> Dataset rows:

* * * * * * * * *

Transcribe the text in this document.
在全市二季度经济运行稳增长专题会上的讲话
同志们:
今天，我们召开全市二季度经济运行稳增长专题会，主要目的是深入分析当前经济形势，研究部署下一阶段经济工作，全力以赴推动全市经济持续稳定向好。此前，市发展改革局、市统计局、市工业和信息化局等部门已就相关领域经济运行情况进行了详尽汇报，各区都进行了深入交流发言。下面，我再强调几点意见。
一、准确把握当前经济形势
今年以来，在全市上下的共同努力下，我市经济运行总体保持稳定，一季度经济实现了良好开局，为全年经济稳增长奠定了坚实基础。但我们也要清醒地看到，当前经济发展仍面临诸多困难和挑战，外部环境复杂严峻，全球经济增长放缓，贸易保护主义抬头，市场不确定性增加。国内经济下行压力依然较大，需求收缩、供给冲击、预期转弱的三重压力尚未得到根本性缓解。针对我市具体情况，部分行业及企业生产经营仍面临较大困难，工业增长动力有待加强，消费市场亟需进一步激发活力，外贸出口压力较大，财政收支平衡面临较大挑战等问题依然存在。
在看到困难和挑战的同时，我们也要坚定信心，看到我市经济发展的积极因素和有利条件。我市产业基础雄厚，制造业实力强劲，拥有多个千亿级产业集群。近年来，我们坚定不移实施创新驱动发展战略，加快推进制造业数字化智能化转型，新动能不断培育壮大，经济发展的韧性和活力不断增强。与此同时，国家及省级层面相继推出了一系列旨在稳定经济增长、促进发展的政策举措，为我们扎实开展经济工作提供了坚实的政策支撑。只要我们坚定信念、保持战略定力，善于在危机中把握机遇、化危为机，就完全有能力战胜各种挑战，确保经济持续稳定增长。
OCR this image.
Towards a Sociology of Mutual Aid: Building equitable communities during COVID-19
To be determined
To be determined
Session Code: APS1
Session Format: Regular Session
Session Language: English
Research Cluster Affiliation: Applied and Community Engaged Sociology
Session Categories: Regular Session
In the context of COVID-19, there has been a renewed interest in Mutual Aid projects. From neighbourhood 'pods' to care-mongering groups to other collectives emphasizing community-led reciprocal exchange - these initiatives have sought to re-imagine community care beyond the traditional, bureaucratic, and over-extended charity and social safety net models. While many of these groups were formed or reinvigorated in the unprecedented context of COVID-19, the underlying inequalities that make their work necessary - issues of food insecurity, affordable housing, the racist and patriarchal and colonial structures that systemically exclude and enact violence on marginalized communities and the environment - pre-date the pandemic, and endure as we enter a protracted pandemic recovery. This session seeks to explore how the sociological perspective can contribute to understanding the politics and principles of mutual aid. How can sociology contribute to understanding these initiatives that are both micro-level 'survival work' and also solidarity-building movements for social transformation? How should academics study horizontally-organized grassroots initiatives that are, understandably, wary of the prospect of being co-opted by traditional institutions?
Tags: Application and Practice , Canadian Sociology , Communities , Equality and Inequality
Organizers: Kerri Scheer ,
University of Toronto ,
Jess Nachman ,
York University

* * * * * * * * *

> Set task: Type out the full listing again, exactly as given.

> Answer for this exercise:
Transcribe the text in this document.
在全市二季度经济运行稳增长专题会上的讲话
同志们:
今天，我们召开全市二季度经济运行稳增长专题会，主要目的是深入分析当前经济形势，研究部署下一阶段经济工作，全力以赴推动全市经济持续稳定向好。此前，市发展改革局、市统计局、市工业和信息化局等部门已就相关领域经济运行情况进行了详尽汇报，各区都进行了深入交流发言。下面，我再强调几点意见。
一、准确把握当前经济形势
今年以来，在全市上下的共同努力下，我市经济运行总体保持稳定，一季度经济实现了良好开局，为全年经济稳增长奠定了坚实基础。但我们也要清醒地看到，当前经济发展仍面临诸多困难和挑战，外部环境复杂严峻，全球经济增长放缓，贸易保护主义抬头，市场不确定性增加。国内经济下行压力依然较大，需求收缩、供给冲击、预期转弱的三重压力尚未得到根本性缓解。针对我市具体情况，部分行业及企业生产经营仍面临较大困难，工业增长动力有待加强，消费市场亟需进一步激发活力，外贸出口压力较大，财政收支平衡面临较大挑战等问题依然存在。
在看到困难和挑战的同时，我们也要坚定信心，看到我市经济发展的积极因素和有利条件。我市产业基础雄厚，制造业实力强劲，拥有多个千亿级产业集群。近年来，我们坚定不移实施创新驱动发展战略，加快推进制造业数字化智能化转型，新动能不断培育壮大，经济发展的韧性和活力不断增强。与此同时，国家及省级层面相继推出了一系列旨在稳定经济增长、促进发展的政策举措，为我们扎实开展经济工作提供了坚实的政策支撑。只要我们坚定信念、保持战略定力，善于在危机中把握机遇、化危为机，就完全有能力战胜各种挑战，确保经济持续稳定增长。
OCR this image.
Towards a Sociology of Mutual Aid: Building equitable communities during COVID-19
To be determined
To be determined
Session Code: APS1
Session Format: Regular Session
Session Language: English
Research Cluster Affiliation: Applied and Community Engaged Sociology
Session Categories: Regular Session
In the context of COVID-19, there has been a renewed interest in Mutual Aid projects. From neighbourhood 'pods' to care-mongering groups to other collectives emphasizing community-led reciprocal exchange - these initiatives have sought to re-imagine community care beyond the traditional, bureaucratic, and over-extended charity and social safety net models. While many of these groups were formed or reinvigorated in the unprecedented context of COVID-19, the underlying inequalities that make their work necessary - issues of food insecurity, affordable housing, the racist and patriarchal and colonial structures that systemically exclude and enact violence on marginalized communities and the environment - pre-date the pandemic, and endure as we enter a protracted pandemic recovery. This session seeks to explore how the sociological perspective can contribute to understanding the politics and principles of mutual aid. How can sociology contribute to understanding these initiatives that are both micro-level 'survival work' and also solidarity-building movements for social transformation? How should academics study horizontally-organized grassroots initiatives that are, understandably, wary of the prospect of being co-opted by traditional institutions?
Tags: Application and Practice , Canadian Sociology , Communities , Equality and Inequality
Organizers: Kerri Scheer ,
University of Toronto ,
Jess Nachman ,
York University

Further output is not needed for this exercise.